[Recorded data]
==========
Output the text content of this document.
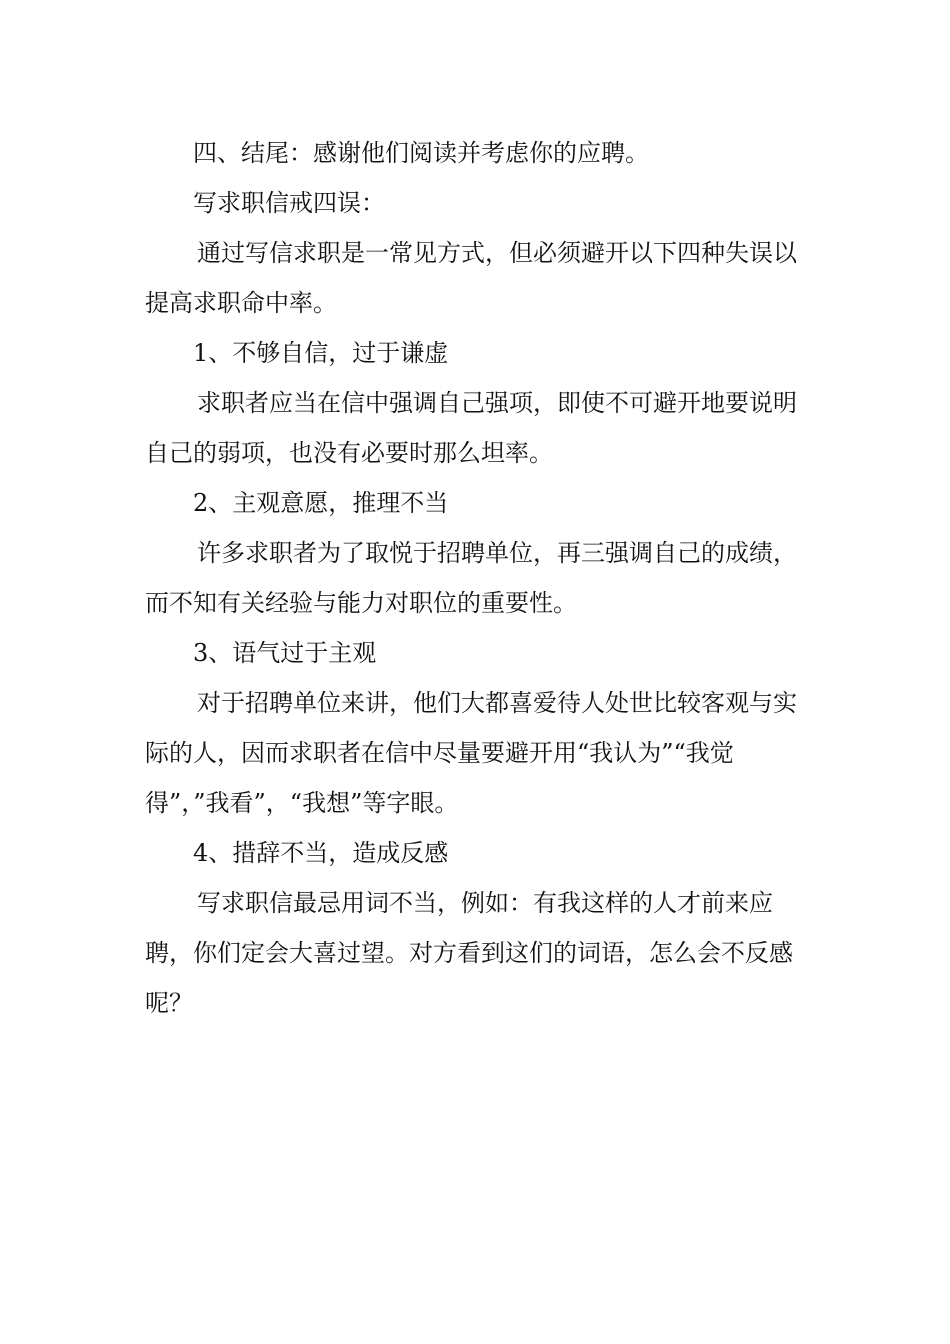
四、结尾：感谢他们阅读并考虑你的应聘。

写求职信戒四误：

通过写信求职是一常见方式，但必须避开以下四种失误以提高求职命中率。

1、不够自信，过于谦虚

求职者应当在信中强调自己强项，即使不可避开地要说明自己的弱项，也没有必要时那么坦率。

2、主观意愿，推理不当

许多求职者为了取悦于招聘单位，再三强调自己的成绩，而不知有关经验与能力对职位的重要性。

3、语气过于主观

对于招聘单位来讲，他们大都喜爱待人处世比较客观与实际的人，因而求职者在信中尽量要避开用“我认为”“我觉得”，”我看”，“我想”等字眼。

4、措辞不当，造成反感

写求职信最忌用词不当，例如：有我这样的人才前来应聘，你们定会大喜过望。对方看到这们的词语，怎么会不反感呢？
==========
**Task description**
Give every record back exactly as it reads, with no images.

**Answer for this exercise**
Output the text content of this document.
四、结尾：感谢他们阅读并考虑你的应聘。

写求职信戒四误：

通过写信求职是一常见方式，但必须避开以下四种失误以提高求职命中率。

1、不够自信，过于谦虚

求职者应当在信中强调自己强项，即使不可避开地要说明自己的弱项，也没有必要时那么坦率。

2、主观意愿，推理不当

许多求职者为了取悦于招聘单位，再三强调自己的成绩，而不知有关经验与能力对职位的重要性。

3、语气过于主观

对于招聘单位来讲，他们大都喜爱待人处世比较客观与实际的人，因而求职者在信中尽量要避开用“我认为”“我觉得”，”我看”，“我想”等字眼。

4、措辞不当，造成反感

写求职信最忌用词不当，例如：有我这样的人才前来应聘，你们定会大喜过望。对方看到这们的词语，怎么会不反感呢？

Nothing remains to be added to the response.